- **The task**
Show every line in the entries below where the word "Ichi" appears.

───── Data shown ─────

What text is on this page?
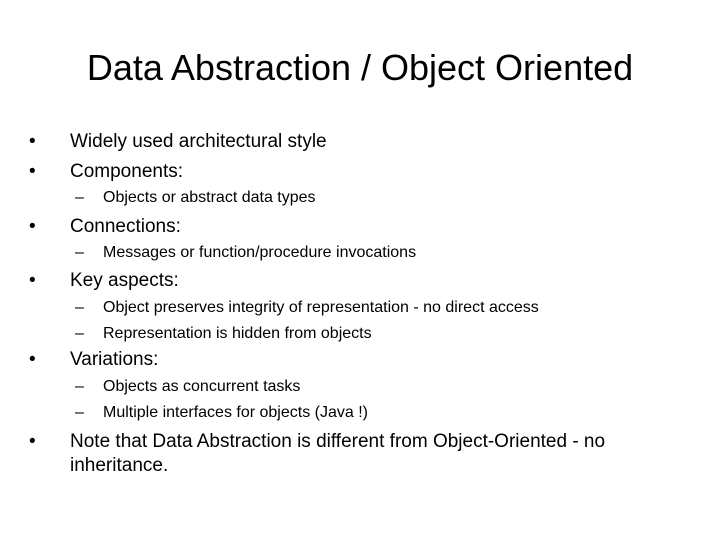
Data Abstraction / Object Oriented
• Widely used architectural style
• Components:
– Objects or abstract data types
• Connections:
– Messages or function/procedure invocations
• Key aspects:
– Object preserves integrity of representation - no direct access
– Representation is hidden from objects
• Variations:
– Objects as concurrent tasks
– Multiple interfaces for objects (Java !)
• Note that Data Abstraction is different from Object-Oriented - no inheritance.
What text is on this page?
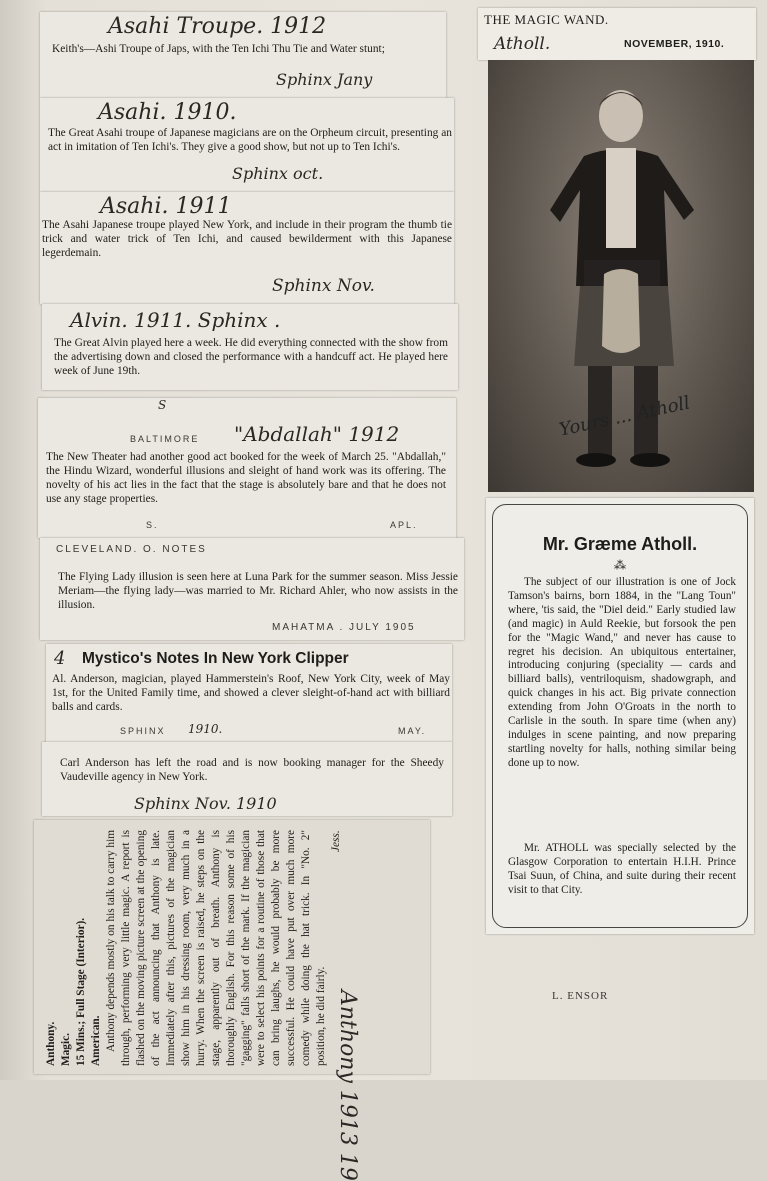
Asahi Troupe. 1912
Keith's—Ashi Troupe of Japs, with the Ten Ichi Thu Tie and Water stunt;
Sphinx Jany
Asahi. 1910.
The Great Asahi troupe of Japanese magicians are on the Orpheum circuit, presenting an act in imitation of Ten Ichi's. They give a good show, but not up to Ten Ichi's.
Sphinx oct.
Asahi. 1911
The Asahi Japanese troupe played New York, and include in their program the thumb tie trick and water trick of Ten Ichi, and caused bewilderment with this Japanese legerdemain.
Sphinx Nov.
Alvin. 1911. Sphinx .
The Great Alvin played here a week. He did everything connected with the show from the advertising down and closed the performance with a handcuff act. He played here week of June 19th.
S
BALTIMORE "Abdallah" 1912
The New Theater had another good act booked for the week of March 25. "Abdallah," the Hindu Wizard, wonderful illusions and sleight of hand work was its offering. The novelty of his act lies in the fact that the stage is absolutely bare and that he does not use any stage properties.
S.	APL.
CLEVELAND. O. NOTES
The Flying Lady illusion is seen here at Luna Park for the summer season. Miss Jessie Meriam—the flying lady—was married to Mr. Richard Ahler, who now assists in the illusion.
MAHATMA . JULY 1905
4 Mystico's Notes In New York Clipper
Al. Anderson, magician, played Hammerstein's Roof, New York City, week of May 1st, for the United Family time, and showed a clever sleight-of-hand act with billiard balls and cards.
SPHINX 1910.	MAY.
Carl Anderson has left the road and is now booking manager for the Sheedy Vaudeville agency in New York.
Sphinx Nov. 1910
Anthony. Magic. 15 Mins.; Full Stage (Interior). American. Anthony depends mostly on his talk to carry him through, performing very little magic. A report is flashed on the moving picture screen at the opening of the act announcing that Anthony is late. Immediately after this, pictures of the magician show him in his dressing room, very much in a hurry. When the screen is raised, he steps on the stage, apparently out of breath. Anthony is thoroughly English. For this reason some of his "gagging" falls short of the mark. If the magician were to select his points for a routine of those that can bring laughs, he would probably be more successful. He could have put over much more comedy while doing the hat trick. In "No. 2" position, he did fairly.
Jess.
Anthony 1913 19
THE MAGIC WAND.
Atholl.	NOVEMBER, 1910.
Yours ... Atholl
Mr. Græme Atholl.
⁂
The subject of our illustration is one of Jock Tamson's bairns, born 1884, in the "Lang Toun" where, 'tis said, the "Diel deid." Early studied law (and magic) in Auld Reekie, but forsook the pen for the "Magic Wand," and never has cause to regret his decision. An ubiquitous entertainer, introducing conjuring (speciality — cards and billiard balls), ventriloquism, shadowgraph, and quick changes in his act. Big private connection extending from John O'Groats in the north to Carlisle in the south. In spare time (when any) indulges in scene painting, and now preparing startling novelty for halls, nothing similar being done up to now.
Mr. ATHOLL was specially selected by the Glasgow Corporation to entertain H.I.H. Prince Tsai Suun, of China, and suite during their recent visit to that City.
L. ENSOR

─────
───── Data shown ─────

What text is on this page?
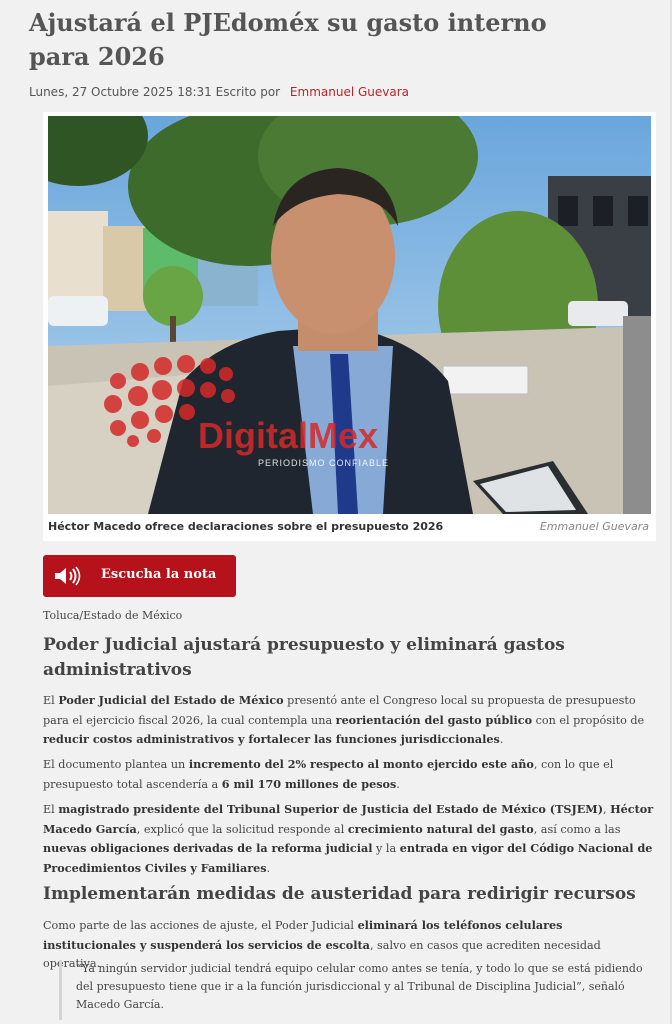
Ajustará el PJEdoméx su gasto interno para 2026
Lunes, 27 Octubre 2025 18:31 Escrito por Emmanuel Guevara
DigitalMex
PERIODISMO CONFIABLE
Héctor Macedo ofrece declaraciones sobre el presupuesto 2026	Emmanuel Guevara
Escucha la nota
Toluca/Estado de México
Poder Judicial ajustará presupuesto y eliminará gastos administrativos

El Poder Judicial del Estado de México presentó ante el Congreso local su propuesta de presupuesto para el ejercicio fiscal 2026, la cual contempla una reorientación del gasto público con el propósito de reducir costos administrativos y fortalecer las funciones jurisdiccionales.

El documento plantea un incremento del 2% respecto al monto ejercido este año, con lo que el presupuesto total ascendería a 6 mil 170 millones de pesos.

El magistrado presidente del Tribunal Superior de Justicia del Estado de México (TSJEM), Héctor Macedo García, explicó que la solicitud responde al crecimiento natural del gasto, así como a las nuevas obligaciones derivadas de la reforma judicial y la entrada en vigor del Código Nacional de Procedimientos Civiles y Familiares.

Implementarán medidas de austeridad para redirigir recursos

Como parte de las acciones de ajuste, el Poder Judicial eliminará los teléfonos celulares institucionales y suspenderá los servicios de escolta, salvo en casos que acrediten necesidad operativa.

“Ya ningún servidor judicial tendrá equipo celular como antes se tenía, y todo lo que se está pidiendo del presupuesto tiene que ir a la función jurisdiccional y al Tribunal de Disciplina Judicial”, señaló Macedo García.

─────

- **Completed exercise**
Keith's—Ashi Troupe of Japs, with the Ten Ichi Thu Tie and Water stunt;
The Great Asahi troupe of Japanese magicians are on the Orpheum circuit, presenting an act in imitation of Ten Ichi's. They give a good show, but not up to Ten Ichi's.
The Asahi Japanese troupe played New York, and include in their program the thumb tie trick and water trick of Ten Ichi, and caused bewilderment with this Japanese legerdemain.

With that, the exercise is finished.